Below are records. Transcribe exactly the lines from the one that contains "What text is on this page?" through the last line, leaving any pictures out.

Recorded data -

======

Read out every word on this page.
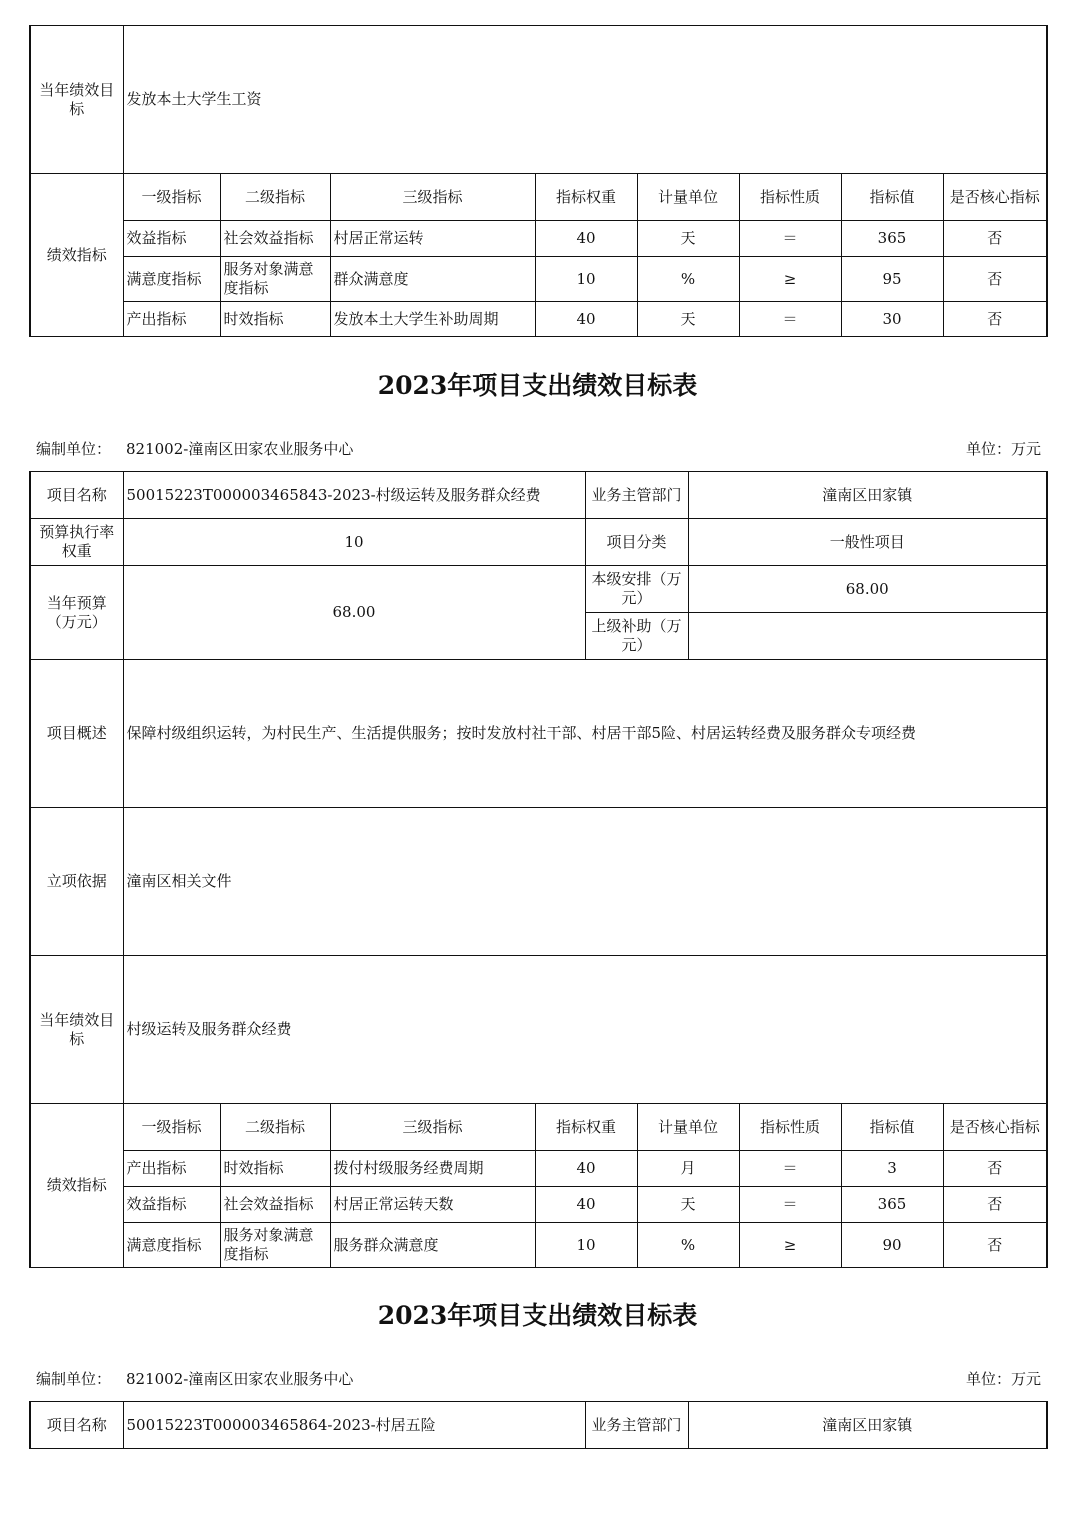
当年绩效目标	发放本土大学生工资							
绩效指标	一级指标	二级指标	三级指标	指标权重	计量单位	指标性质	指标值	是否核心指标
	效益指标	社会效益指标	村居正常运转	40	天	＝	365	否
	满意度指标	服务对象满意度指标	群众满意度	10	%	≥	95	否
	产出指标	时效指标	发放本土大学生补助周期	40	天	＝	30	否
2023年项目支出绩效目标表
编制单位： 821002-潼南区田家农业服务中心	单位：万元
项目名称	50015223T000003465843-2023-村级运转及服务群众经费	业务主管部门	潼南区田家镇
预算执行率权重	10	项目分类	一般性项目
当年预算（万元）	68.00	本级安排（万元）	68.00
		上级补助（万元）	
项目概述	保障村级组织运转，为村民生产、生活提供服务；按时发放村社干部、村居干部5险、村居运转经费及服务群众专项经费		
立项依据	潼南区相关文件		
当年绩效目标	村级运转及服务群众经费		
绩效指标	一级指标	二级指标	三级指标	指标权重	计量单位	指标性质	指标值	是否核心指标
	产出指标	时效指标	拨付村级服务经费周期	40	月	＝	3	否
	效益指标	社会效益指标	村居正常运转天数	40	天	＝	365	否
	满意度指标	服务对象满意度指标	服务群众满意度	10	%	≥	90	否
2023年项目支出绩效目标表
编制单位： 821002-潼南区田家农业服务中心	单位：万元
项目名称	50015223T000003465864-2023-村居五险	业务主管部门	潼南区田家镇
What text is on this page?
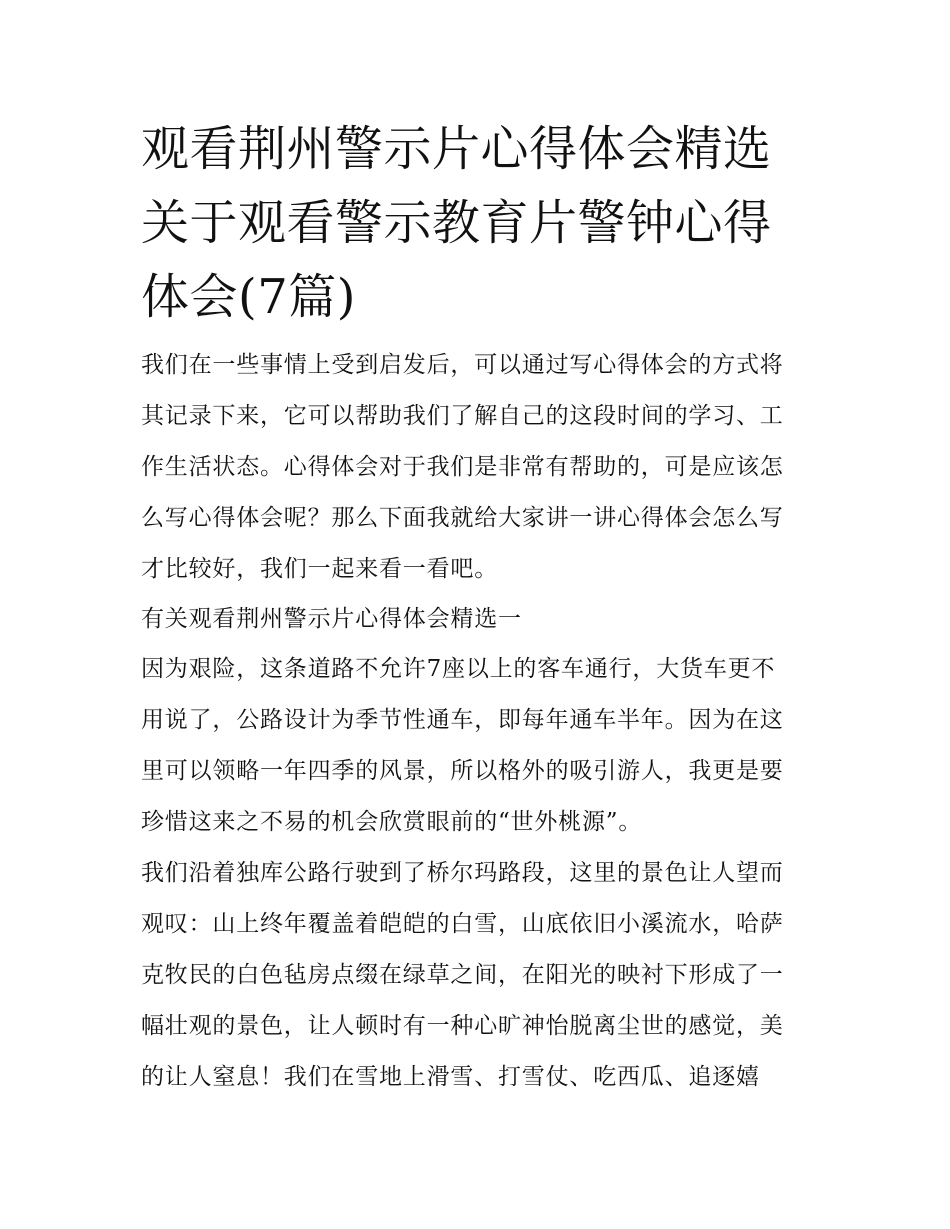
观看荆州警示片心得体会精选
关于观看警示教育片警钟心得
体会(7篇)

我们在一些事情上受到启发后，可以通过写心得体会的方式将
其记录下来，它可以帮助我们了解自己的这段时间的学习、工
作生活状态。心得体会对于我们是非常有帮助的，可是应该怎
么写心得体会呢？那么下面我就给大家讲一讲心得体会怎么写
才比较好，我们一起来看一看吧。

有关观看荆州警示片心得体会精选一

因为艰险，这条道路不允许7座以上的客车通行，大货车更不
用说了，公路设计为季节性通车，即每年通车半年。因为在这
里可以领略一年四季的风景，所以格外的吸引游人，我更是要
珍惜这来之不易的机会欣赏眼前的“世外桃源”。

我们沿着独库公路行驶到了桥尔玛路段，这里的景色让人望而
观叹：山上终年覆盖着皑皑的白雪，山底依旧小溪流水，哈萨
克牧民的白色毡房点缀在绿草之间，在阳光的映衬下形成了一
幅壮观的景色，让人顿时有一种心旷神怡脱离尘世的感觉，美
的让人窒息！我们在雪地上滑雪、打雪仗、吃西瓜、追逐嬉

======

ANSWER TO THIS TASK -
What text is on this page?
观看荆州警示片心得体会精选
关于观看警示教育片警钟心得
体会(7篇)

我们在一些事情上受到启发后，可以通过写心得体会的方式将
其记录下来，它可以帮助我们了解自己的这段时间的学习、工
作生活状态。心得体会对于我们是非常有帮助的，可是应该怎
么写心得体会呢？那么下面我就给大家讲一讲心得体会怎么写
才比较好，我们一起来看一看吧。

有关观看荆州警示片心得体会精选一

因为艰险，这条道路不允许7座以上的客车通行，大货车更不
用说了，公路设计为季节性通车，即每年通车半年。因为在这
里可以领略一年四季的风景，所以格外的吸引游人，我更是要
珍惜这来之不易的机会欣赏眼前的“世外桃源”。

我们沿着独库公路行驶到了桥尔玛路段，这里的景色让人望而
观叹：山上终年覆盖着皑皑的白雪，山底依旧小溪流水，哈萨
克牧民的白色毡房点缀在绿草之间，在阳光的映衬下形成了一
幅壮观的景色，让人顿时有一种心旷神怡脱离尘世的感觉，美
的让人窒息！我们在雪地上滑雪、打雪仗、吃西瓜、追逐嬉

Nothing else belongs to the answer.